## Task
Copy all lines that contain the word "back".

## Material for the task
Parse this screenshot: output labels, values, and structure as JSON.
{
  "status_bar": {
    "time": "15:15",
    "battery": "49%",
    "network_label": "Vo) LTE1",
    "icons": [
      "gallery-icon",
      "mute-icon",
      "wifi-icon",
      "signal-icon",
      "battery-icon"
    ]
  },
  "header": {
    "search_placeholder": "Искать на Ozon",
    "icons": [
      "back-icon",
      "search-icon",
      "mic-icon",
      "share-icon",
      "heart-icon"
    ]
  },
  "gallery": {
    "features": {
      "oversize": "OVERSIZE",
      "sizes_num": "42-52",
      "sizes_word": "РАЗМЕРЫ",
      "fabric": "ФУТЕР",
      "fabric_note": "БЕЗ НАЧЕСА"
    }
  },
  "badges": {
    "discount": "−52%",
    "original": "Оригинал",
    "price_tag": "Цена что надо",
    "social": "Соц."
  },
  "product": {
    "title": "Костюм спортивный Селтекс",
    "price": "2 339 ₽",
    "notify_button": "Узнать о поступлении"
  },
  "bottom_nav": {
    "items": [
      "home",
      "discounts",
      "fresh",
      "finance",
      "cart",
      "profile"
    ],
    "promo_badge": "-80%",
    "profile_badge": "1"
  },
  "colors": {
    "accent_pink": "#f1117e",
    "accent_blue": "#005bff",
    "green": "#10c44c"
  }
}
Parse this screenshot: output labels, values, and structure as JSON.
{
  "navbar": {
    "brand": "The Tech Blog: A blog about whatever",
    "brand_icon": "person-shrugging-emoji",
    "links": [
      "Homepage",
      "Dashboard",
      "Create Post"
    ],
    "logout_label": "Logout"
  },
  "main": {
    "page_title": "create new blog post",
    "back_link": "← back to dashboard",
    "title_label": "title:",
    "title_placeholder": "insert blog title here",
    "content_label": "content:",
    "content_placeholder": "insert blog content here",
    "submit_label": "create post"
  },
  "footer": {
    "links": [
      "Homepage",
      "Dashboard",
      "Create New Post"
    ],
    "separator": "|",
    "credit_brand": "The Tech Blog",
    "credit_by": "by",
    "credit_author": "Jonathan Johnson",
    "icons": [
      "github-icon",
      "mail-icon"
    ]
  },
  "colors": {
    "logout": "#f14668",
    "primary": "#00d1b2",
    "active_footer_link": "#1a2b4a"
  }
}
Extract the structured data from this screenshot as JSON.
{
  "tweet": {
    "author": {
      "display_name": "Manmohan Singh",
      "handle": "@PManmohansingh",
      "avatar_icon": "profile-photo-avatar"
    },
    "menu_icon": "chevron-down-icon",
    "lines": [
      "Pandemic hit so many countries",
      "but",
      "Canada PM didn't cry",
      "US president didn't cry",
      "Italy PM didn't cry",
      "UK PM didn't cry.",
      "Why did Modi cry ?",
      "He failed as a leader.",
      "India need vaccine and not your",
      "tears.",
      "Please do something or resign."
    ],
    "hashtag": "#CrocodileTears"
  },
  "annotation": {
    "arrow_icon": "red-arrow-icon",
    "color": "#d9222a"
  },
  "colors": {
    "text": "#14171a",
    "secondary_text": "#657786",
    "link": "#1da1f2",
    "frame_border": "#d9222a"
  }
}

## Final result
      "back-icon",
    "back_link": "← back to dashboard",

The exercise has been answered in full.